INSTRUCTIONS TO FOLLOW - Omit the pictures from the entries below and retype everything else exactly.

EXERCISE INPUT -
.....
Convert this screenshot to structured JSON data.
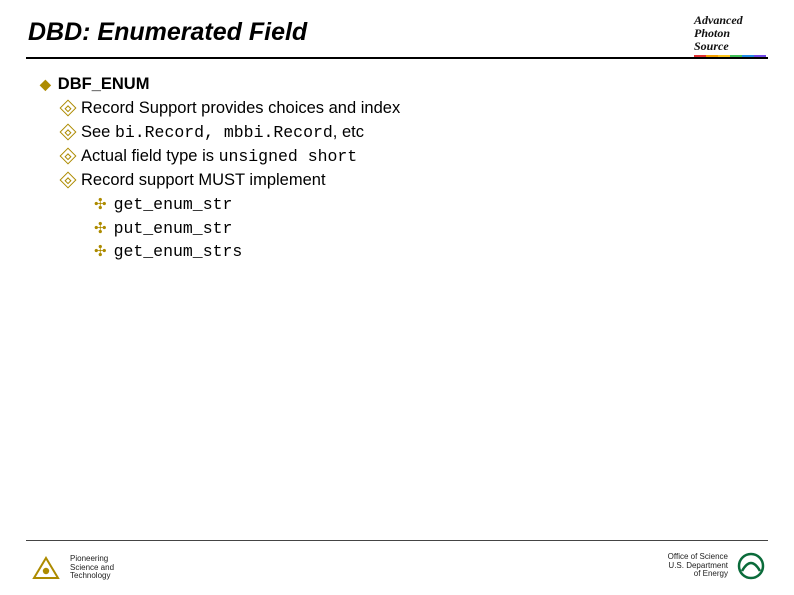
{
  "title": "DBD: Enumerated Field",
  "top_logo_line1": "Advanced",
  "top_logo_line2": "Photon",
  "top_logo_line3": "Source",
  "h1": "DBF_ENUM",
  "b1_pre": "Record Support provides choices and index",
  "b2_pre": "See ",
  "b2_code": "bi.Record, mbbi.Record",
  "b2_post": ", etc",
  "b3_pre": "Actual field type is ",
  "b3_code": "unsigned short",
  "b4_pre": "Record support MUST implement",
  "c1": "get_enum_str",
  "c2": "put_enum_str",
  "c3": "get_enum_strs",
  "footer_left_l1": "Pioneering",
  "footer_left_l2": "Science and",
  "footer_left_l3": "Technology",
  "footer_right_l1": "Office of Science",
  "footer_right_l2": "U.S. Department",
  "footer_right_l3": "of Energy"
}
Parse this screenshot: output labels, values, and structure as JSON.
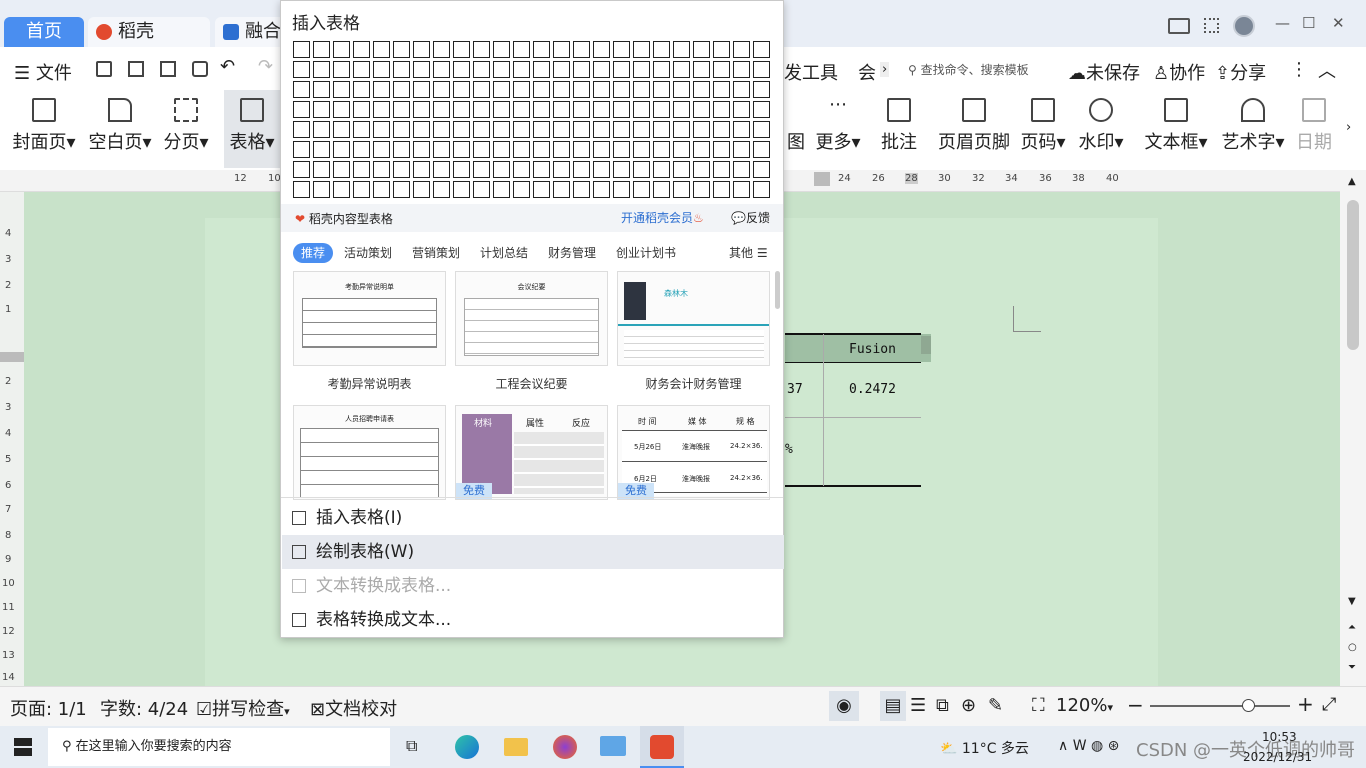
{
  "titlebar": {
    "tabs": [
      "首页",
      "稻壳",
      "融合"
    ],
    "window_controls": [
      "minimize-icon",
      "maximize-icon",
      "close-icon"
    ]
  },
  "menu": {
    "file_label": "文件",
    "items_right": [
      "发工具",
      "会"
    ],
    "search_placeholder": "查找命令、搜索模板",
    "unsaved": "未保存",
    "collab": "协作",
    "share": "分享"
  },
  "ribbon": {
    "left": [
      {
        "label": "封面页",
        "icon": "cover-page-icon"
      },
      {
        "label": "空白页",
        "icon": "blank-page-icon"
      },
      {
        "label": "分页",
        "icon": "page-break-icon"
      },
      {
        "label": "表格",
        "icon": "table-icon"
      }
    ],
    "right": [
      {
        "label": "图",
        "icon": "chart-icon"
      },
      {
        "label": "更多",
        "icon": "more-icon"
      },
      {
        "label": "批注",
        "icon": "comment-icon"
      },
      {
        "label": "页眉页脚",
        "icon": "header-footer-icon"
      },
      {
        "label": "页码",
        "icon": "page-number-icon"
      },
      {
        "label": "水印",
        "icon": "watermark-icon"
      },
      {
        "label": "文本框",
        "icon": "textbox-icon"
      },
      {
        "label": "艺术字",
        "icon": "wordart-icon"
      },
      {
        "label": "日期",
        "icon": "date-icon"
      }
    ]
  },
  "ruler": {
    "ticks_left": [
      "12",
      "10"
    ],
    "ticks_right": [
      "24",
      "26",
      "28",
      "30",
      "32",
      "34",
      "36",
      "38",
      "40"
    ]
  },
  "vruler": {
    "ticks": [
      "4",
      "3",
      "2",
      "1",
      "1",
      "2",
      "3",
      "4",
      "5",
      "6",
      "7",
      "8",
      "9",
      "10",
      "11",
      "12",
      "13",
      "14"
    ]
  },
  "doc_table": {
    "header": "Fusion",
    "cell_left_partial": "37",
    "cell_value": "0.2472",
    "cell_left_row2": "%"
  },
  "popup": {
    "title": "插入表格",
    "grid_cols": 24,
    "grid_rows": 8,
    "docer_label": "稻壳内容型表格",
    "vip_link": "开通稻壳会员",
    "feedback": "反馈",
    "categories": [
      "推荐",
      "活动策划",
      "营销策划",
      "计划总结",
      "财务管理",
      "创业计划书"
    ],
    "more_label": "其他",
    "templates": [
      {
        "caption": "考勤异常说明表",
        "free": ""
      },
      {
        "caption": "工程会议纪要",
        "free": ""
      },
      {
        "caption": "财务会计财务管理",
        "free": ""
      },
      {
        "caption": "",
        "free": ""
      },
      {
        "caption": "",
        "free": "免费"
      },
      {
        "caption": "",
        "free": "免费"
      }
    ],
    "thumb_texts": {
      "t1_title": "考勤异常说明单",
      "t2_title": "会议纪要",
      "t3_name": "森林木",
      "t4_title": "人员招聘申请表",
      "t5_headers": [
        "材料",
        "属性",
        "反应"
      ],
      "t6_headers": [
        "时 间",
        "媒 体",
        "规 格"
      ],
      "t6_rows": [
        [
          "5月26日",
          "淮海晚报",
          "24.2×36."
        ],
        [
          "6月2日",
          "淮海晚报",
          "24.2×36."
        ]
      ]
    },
    "menu_items": [
      {
        "label": "插入表格(I)",
        "enabled": true,
        "icon": "insert-table-icon"
      },
      {
        "label": "绘制表格(W)",
        "enabled": true,
        "icon": "draw-table-icon"
      },
      {
        "label": "文本转换成表格...",
        "enabled": false,
        "icon": "text-to-table-icon"
      },
      {
        "label": "表格转换成文本...",
        "enabled": true,
        "icon": "table-to-text-icon"
      }
    ]
  },
  "status": {
    "page": "页面: 1/1",
    "words": "字数: 4/24",
    "spell": "拼写检查",
    "proof": "文档校对",
    "zoom": "120%",
    "zoom_level": 0.7
  },
  "taskbar": {
    "search_placeholder": "在这里输入你要搜索的内容",
    "weather": "11°C 多云",
    "time": "10:53",
    "date": "2022/12/31",
    "watermark": "CSDN @一英个低调的帅哥"
  },
  "colors": {
    "accent": "#4a8ef0",
    "doc_bg": "#c8e2c9",
    "docer_red": "#e24a2f"
  }
}
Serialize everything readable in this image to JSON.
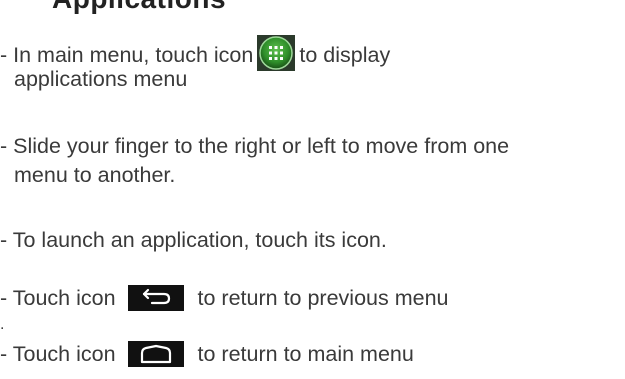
{
  "header": {
    "title_partial": "Applications"
  },
  "instructions": {
    "item1_prefix": "- In main menu, touch icon",
    "item1_suffix": "to display",
    "item1_cont": "applications menu",
    "item2_line1": "- Slide your finger to the right or left to move from one",
    "item2_line2": "menu to another.",
    "item3": "- To launch an application, touch its icon.",
    "item4_prefix": "- Touch icon",
    "item4_suffix": "to return to previous menu",
    "separator_dot": ".",
    "item5_prefix": "- Touch icon",
    "item5_suffix": "to return to main menu"
  },
  "icons": {
    "apps": "apps-grid-icon",
    "back": "back-arrow-icon",
    "home": "home-icon"
  },
  "colors": {
    "text": "#3a3a3a",
    "apps_icon_green": "#2f8f2a",
    "icon_bar": "#111111",
    "icon_glyph": "#ffffff"
  }
}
.....
FINAL RESULT -
Convert this screenshot to structured JSON data.
{
  "title": "DBD: Enumerated Field",
  "top_logo_line1": "Advanced",
  "top_logo_line2": "Photon",
  "top_logo_line3": "Source",
  "h1": "DBF_ENUM",
  "b1_pre": "Record Support provides choices and index",
  "b2_pre": "See ",
  "b2_code": "bi.Record, mbbi.Record",
  "b2_post": ", etc",
  "b3_pre": "Actual field type is ",
  "b3_code": "unsigned short",
  "b4_pre": "Record support MUST implement",
  "c1": "get_enum_str",
  "c2": "put_enum_str",
  "c3": "get_enum_strs",
  "footer_left_l1": "Pioneering",
  "footer_left_l2": "Science and",
  "footer_left_l3": "Technology",
  "footer_right_l1": "Office of Science",
  "footer_right_l2": "U.S. Department",
  "footer_right_l3": "of Energy"
}
Parse this screenshot: output labels, values, and structure as JSON.
{
  "titlebar": {
    "tabs": [
      "首页",
      "稻壳",
      "融合"
    ],
    "window_controls": [
      "minimize-icon",
      "maximize-icon",
      "close-icon"
    ]
  },
  "menu": {
    "file_label": "文件",
    "items_right": [
      "发工具",
      "会"
    ],
    "search_placeholder": "查找命令、搜索模板",
    "unsaved": "未保存",
    "collab": "协作",
    "share": "分享"
  },
  "ribbon": {
    "left": [
      {
        "label": "封面页",
        "icon": "cover-page-icon"
      },
      {
        "label": "空白页",
        "icon": "blank-page-icon"
      },
      {
        "label": "分页",
        "icon": "page-break-icon"
      },
      {
        "label": "表格",
        "icon": "table-icon"
      }
    ],
    "right": [
      {
        "label": "图",
        "icon": "chart-icon"
      },
      {
        "label": "更多",
        "icon": "more-icon"
      },
      {
        "label": "批注",
        "icon": "comment-icon"
      },
      {
        "label": "页眉页脚",
        "icon": "header-footer-icon"
      },
      {
        "label": "页码",
        "icon": "page-number-icon"
      },
      {
        "label": "水印",
        "icon": "watermark-icon"
      },
      {
        "label": "文本框",
        "icon": "textbox-icon"
      },
      {
        "label": "艺术字",
        "icon": "wordart-icon"
      },
      {
        "label": "日期",
        "icon": "date-icon"
      }
    ]
  },
  "ruler": {
    "ticks_left": [
      "12",
      "10"
    ],
    "ticks_right": [
      "24",
      "26",
      "28",
      "30",
      "32",
      "34",
      "36",
      "38",
      "40"
    ]
  },
  "vruler": {
    "ticks": [
      "4",
      "3",
      "2",
      "1",
      "1",
      "2",
      "3",
      "4",
      "5",
      "6",
      "7",
      "8",
      "9",
      "10",
      "11",
      "12",
      "13",
      "14"
    ]
  },
  "doc_table": {
    "header": "Fusion",
    "cell_left_partial": "37",
    "cell_value": "0.2472",
    "cell_left_row2": "%"
  },
  "popup": {
    "title": "插入表格",
    "grid_cols": 24,
    "grid_rows": 8,
    "docer_label": "稻壳内容型表格",
    "vip_link": "开通稻壳会员",
    "feedback": "反馈",
    "categories": [
      "推荐",
      "活动策划",
      "营销策划",
      "计划总结",
      "财务管理",
      "创业计划书"
    ],
    "more_label": "其他",
    "templates": [
      {
        "caption": "考勤异常说明表",
        "free": ""
      },
      {
        "caption": "工程会议纪要",
        "free": ""
      },
      {
        "caption": "财务会计财务管理",
        "free": ""
      },
      {
        "caption": "",
        "free": ""
      },
      {
        "caption": "",
        "free": "免费"
      },
      {
        "caption": "",
        "free": "免费"
      }
    ],
    "thumb_texts": {
      "t1_title": "考勤异常说明单",
      "t2_title": "会议纪要",
      "t3_name": "森林木",
      "t4_title": "人员招聘申请表",
      "t5_headers": [
        "材料",
        "属性",
        "反应"
      ],
      "t6_headers": [
        "时 间",
        "媒 体",
        "规 格"
      ],
      "t6_rows": [
        [
          "5月26日",
          "淮海晚报",
          "24.2×36."
        ],
        [
          "6月2日",
          "淮海晚报",
          "24.2×36."
        ]
      ]
    },
    "menu_items": [
      {
        "label": "插入表格(I)",
        "enabled": true,
        "icon": "insert-table-icon"
      },
      {
        "label": "绘制表格(W)",
        "enabled": true,
        "icon": "draw-table-icon"
      },
      {
        "label": "文本转换成表格...",
        "enabled": false,
        "icon": "text-to-table-icon"
      },
      {
        "label": "表格转换成文本...",
        "enabled": true,
        "icon": "table-to-text-icon"
      }
    ]
  },
  "status": {
    "page": "页面: 1/1",
    "words": "字数: 4/24",
    "spell": "拼写检查",
    "proof": "文档校对",
    "zoom": "120%",
    "zoom_level": 0.7
  },
  "taskbar": {
    "search_placeholder": "在这里输入你要搜索的内容",
    "weather": "11°C 多云",
    "time": "10:53",
    "date": "2022/12/31",
    "watermark": "CSDN @一英个低调的帅哥"
  },
  "colors": {
    "accent": "#4a8ef0",
    "doc_bg": "#c8e2c9",
    "docer_red": "#e24a2f"
  }
}
Serialize everything readable in this image to JSON.
{
  "header": {
    "title_partial": "Applications"
  },
  "instructions": {
    "item1_prefix": "- In main menu, touch icon",
    "item1_suffix": "to display",
    "item1_cont": "applications menu",
    "item2_line1": "- Slide your finger to the right or left to move from one",
    "item2_line2": "menu to another.",
    "item3": "- To launch an application, touch its icon.",
    "item4_prefix": "- Touch icon",
    "item4_suffix": "to return to previous menu",
    "separator_dot": ".",
    "item5_prefix": "- Touch icon",
    "item5_suffix": "to return to main menu"
  },
  "icons": {
    "apps": "apps-grid-icon",
    "back": "back-arrow-icon",
    "home": "home-icon"
  },
  "colors": {
    "text": "#3a3a3a",
    "apps_icon_green": "#2f8f2a",
    "icon_bar": "#111111",
    "icon_glyph": "#ffffff"
  }
}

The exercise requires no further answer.